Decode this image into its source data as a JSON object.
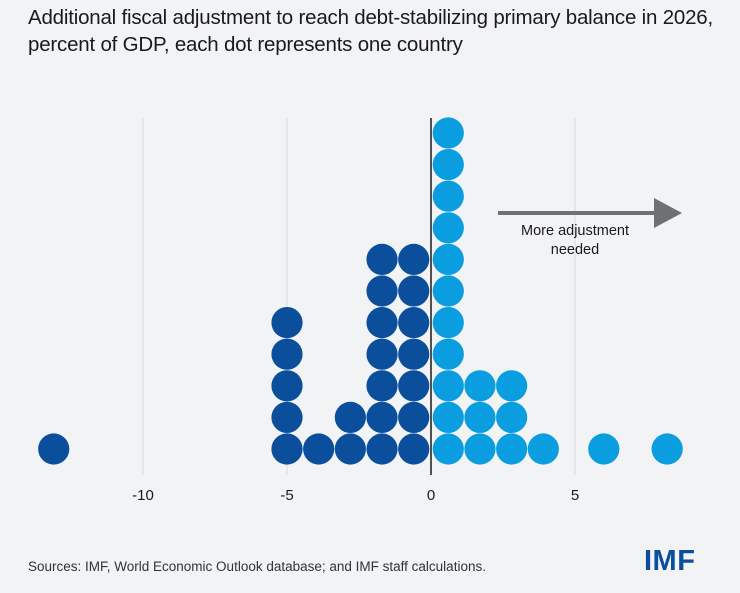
{
  "title": "Additional fiscal adjustment to reach debt-stabilizing primary balance in 2026, percent of GDP, each dot represents one country",
  "source": "Sources: IMF, World Economic Outlook database; and IMF staff calculations.",
  "logo": "IMF",
  "colors": {
    "negative_dots": "#0b4f9c",
    "positive_dots": "#0a9ddf",
    "gridline": "#d8d9dc",
    "zero_axis": "#1a1a1a",
    "arrow": "#6e7073"
  },
  "chart_data": {
    "type": "scatter",
    "subtype": "dot-plot (stacked dots, one per country)",
    "title": "Additional fiscal adjustment to reach debt-stabilizing primary balance in 2026, percent of GDP, each dot represents one country",
    "xlabel": "",
    "ylabel": "",
    "xlim": [
      -14.5,
      9.5
    ],
    "xticks": [
      -10,
      -5,
      0,
      5
    ],
    "xtick_labels": [
      "-10",
      "-5",
      "0",
      "5"
    ],
    "grid": "vertical",
    "annotation": {
      "text": "More adjustment needed",
      "arrow_direction": "right"
    },
    "bins": [
      {
        "x": -13.1,
        "count": 1,
        "group": "negative"
      },
      {
        "x": -5.0,
        "count": 5,
        "group": "negative"
      },
      {
        "x": -3.9,
        "count": 1,
        "group": "negative"
      },
      {
        "x": -2.8,
        "count": 2,
        "group": "negative"
      },
      {
        "x": -1.7,
        "count": 7,
        "group": "negative"
      },
      {
        "x": -0.6,
        "count": 7,
        "group": "negative"
      },
      {
        "x": 0.6,
        "count": 11,
        "group": "positive"
      },
      {
        "x": 1.7,
        "count": 3,
        "group": "positive"
      },
      {
        "x": 2.8,
        "count": 3,
        "group": "positive"
      },
      {
        "x": 3.9,
        "count": 1,
        "group": "positive"
      },
      {
        "x": 6.0,
        "count": 1,
        "group": "positive"
      },
      {
        "x": 8.2,
        "count": 1,
        "group": "positive"
      }
    ]
  }
}
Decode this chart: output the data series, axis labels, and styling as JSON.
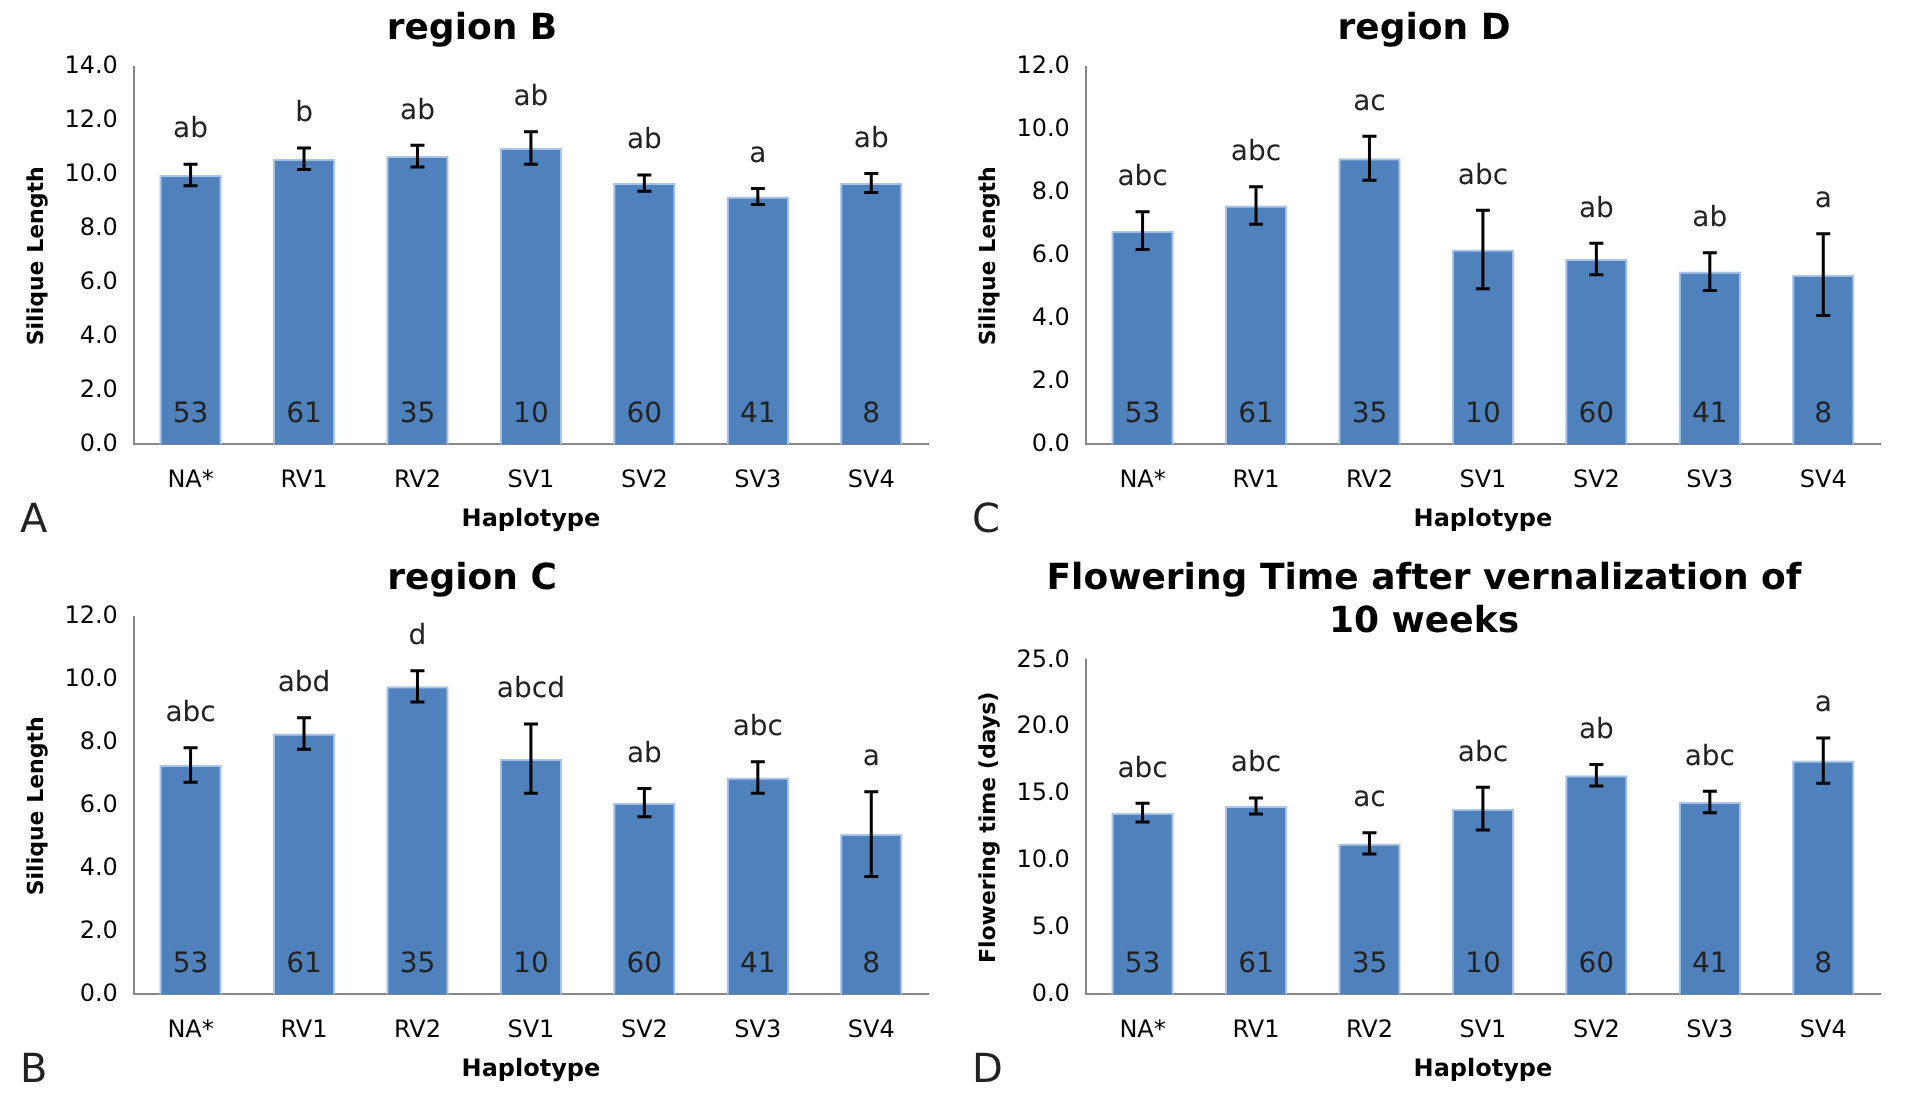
{
  "chart_data": [
    {
      "type": "bar",
      "title": "region B",
      "xlabel": "Haplotype",
      "ylabel": "Silique Length",
      "categories": [
        "NA*",
        "RV1",
        "RV2",
        "SV1",
        "SV2",
        "SV3",
        "SV4"
      ],
      "color": "#4f81bd",
      "values": [
        10.0,
        10.6,
        10.7,
        11.0,
        9.7,
        9.2,
        9.7
      ],
      "errors": [
        0.4,
        0.4,
        0.4,
        0.6,
        0.3,
        0.3,
        0.35
      ],
      "ylim": [
        0,
        14
      ],
      "yticks": [
        {
          "value": 0,
          "label": "0.0"
        },
        {
          "value": 2,
          "label": "2.0"
        },
        {
          "value": 4,
          "label": "4.0"
        },
        {
          "value": 6,
          "label": "6.0"
        },
        {
          "value": 8,
          "label": "8.0"
        },
        {
          "value": 10,
          "label": "10.0"
        },
        {
          "value": 12,
          "label": "12.0"
        },
        {
          "value": 14,
          "label": "14.0"
        }
      ],
      "annotations": [
        "A",
        "ab",
        "b",
        "ab",
        "ab",
        "ab",
        "a",
        "ab",
        "53",
        "61",
        "35",
        "10",
        "60",
        "41",
        "8"
      ]
    },
    {
      "type": "bar",
      "title": "region D",
      "xlabel": "Haplotype",
      "ylabel": "Silique Length",
      "categories": [
        "NA*",
        "RV1",
        "RV2",
        "SV1",
        "SV2",
        "SV3",
        "SV4"
      ],
      "color": "#4f81bd",
      "values": [
        6.8,
        7.6,
        9.1,
        6.2,
        5.9,
        5.5,
        5.4
      ],
      "errors": [
        0.6,
        0.6,
        0.7,
        1.25,
        0.5,
        0.6,
        1.3
      ],
      "ylim": [
        0,
        12
      ],
      "yticks": [
        {
          "value": 0,
          "label": "0.0"
        },
        {
          "value": 2,
          "label": "2.0"
        },
        {
          "value": 4,
          "label": "4.0"
        },
        {
          "value": 6,
          "label": "6.0"
        },
        {
          "value": 8,
          "label": "8.0"
        },
        {
          "value": 10,
          "label": "10.0"
        },
        {
          "value": 12,
          "label": "12.0"
        }
      ],
      "annotations": [
        "C",
        "abc",
        "abc",
        "ac",
        "abc",
        "ab",
        "ab",
        "a",
        "53",
        "61",
        "35",
        "10",
        "60",
        "41",
        "8"
      ]
    },
    {
      "type": "bar",
      "title": "region C",
      "xlabel": "Haplotype",
      "ylabel": "Silique Length",
      "categories": [
        "NA*",
        "RV1",
        "RV2",
        "SV1",
        "SV2",
        "SV3",
        "SV4"
      ],
      "color": "#4f81bd",
      "values": [
        7.3,
        8.3,
        9.8,
        7.5,
        6.1,
        6.9,
        5.1
      ],
      "errors": [
        0.55,
        0.5,
        0.5,
        1.1,
        0.45,
        0.5,
        1.35
      ],
      "ylim": [
        0,
        12
      ],
      "yticks": [
        {
          "value": 0,
          "label": "0.0"
        },
        {
          "value": 2,
          "label": "2.0"
        },
        {
          "value": 4,
          "label": "4.0"
        },
        {
          "value": 6,
          "label": "6.0"
        },
        {
          "value": 8,
          "label": "8.0"
        },
        {
          "value": 10,
          "label": "10.0"
        },
        {
          "value": 12,
          "label": "12.0"
        }
      ],
      "annotations": [
        "B",
        "abc",
        "abd",
        "d",
        "abcd",
        "ab",
        "abc",
        "a",
        "53",
        "61",
        "35",
        "10",
        "60",
        "41",
        "8"
      ]
    },
    {
      "type": "bar",
      "title": "Flowering Time after vernalization of 10 weeks",
      "xlabel": "Haplotype",
      "ylabel": "Flowering time (days)",
      "categories": [
        "NA*",
        "RV1",
        "RV2",
        "SV1",
        "SV2",
        "SV3",
        "SV4"
      ],
      "color": "#4f81bd",
      "values": [
        13.6,
        14.1,
        11.3,
        13.9,
        16.4,
        14.4,
        17.5
      ],
      "errors": [
        0.7,
        0.6,
        0.8,
        1.6,
        0.8,
        0.8,
        1.7
      ],
      "ylim": [
        0,
        25
      ],
      "yticks": [
        {
          "value": 0,
          "label": "0.0"
        },
        {
          "value": 5,
          "label": "5.0"
        },
        {
          "value": 10,
          "label": "10.0"
        },
        {
          "value": 15,
          "label": "15.0"
        },
        {
          "value": 20,
          "label": "20.0"
        },
        {
          "value": 25,
          "label": "25.0"
        }
      ],
      "annotations": [
        "D",
        "abc",
        "abc",
        "ac",
        "abc",
        "ab",
        "abc",
        "a",
        "53",
        "61",
        "35",
        "10",
        "60",
        "41",
        "8"
      ]
    }
  ]
}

============

*WORK TO BE COMPLETED:*
Pull out and copy each line containing the string "reach".

*FINISHED EXERCISE:*
  "title": "Additional fiscal adjustment to reach debt-stabilizing primary balance in 2026, percent of GDP, each dot represents one country",
    "title": "Additional fiscal adjustment to reach debt-stabilizing primary balance in 2026, percent of GDP, each dot represents one country",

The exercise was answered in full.